**Input for this task**
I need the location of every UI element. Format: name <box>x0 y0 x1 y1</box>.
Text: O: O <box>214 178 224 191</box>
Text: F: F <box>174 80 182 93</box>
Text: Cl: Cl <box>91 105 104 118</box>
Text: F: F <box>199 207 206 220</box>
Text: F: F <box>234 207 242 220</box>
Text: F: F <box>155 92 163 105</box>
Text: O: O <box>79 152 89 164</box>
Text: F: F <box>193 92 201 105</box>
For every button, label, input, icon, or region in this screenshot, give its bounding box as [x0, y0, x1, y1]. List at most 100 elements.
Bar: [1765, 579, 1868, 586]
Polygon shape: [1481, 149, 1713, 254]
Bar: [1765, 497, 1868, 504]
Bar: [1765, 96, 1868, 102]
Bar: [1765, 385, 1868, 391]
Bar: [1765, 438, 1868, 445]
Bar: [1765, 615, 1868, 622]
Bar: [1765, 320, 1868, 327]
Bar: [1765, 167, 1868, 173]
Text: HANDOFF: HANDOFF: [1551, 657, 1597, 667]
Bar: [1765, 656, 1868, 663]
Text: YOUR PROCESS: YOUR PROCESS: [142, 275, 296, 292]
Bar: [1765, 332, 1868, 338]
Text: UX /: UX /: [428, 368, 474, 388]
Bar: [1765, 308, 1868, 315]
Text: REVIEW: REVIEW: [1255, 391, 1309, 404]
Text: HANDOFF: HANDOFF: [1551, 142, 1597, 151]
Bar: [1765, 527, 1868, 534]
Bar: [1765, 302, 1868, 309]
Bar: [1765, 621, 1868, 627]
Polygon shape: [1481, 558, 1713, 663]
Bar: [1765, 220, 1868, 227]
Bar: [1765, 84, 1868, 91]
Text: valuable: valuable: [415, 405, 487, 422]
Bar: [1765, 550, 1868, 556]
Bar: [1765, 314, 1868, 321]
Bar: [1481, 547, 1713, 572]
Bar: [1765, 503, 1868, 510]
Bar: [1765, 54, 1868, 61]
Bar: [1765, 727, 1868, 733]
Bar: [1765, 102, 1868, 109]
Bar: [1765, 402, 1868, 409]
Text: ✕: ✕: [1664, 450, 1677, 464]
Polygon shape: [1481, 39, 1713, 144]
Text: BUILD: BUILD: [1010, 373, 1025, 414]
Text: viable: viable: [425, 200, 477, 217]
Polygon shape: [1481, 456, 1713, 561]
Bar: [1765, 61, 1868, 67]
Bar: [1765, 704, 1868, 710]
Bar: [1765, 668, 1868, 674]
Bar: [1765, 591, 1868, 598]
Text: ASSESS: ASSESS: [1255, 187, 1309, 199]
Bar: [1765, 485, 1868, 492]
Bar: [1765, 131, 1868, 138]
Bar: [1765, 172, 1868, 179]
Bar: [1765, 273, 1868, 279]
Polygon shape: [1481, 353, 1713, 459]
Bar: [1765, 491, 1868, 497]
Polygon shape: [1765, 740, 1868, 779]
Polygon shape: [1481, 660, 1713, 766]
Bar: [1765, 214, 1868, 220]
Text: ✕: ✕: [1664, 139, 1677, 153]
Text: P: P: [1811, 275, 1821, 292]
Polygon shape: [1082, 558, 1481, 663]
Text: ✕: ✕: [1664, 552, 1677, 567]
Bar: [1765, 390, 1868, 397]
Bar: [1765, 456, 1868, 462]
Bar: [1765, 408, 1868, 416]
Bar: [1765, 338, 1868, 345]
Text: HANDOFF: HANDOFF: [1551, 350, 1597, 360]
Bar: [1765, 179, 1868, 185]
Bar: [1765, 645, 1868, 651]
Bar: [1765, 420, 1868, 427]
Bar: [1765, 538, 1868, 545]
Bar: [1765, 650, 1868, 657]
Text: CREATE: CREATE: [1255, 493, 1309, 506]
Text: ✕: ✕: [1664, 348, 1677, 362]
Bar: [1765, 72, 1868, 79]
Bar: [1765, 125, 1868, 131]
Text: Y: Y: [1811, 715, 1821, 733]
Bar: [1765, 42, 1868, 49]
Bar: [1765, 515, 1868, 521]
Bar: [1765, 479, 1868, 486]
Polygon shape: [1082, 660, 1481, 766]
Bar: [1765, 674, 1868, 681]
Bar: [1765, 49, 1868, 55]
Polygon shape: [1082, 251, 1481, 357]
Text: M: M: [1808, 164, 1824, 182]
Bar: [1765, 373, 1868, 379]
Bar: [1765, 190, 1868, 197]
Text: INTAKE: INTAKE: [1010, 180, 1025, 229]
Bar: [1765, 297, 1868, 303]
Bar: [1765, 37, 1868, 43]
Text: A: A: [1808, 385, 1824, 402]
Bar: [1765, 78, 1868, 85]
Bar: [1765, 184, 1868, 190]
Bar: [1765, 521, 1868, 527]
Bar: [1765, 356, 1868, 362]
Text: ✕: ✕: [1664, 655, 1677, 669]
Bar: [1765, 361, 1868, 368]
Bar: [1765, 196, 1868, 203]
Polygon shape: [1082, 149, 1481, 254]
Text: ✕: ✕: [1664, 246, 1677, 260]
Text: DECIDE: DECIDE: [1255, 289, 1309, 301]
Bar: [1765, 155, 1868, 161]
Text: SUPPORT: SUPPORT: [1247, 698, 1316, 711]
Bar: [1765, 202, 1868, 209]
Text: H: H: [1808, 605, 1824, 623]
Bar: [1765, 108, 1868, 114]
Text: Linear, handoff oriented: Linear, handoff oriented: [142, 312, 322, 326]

**What you should do**
Report how many lines of the data contain the word "every", matching case exactly. Give only the number.

**Finished exercise**
2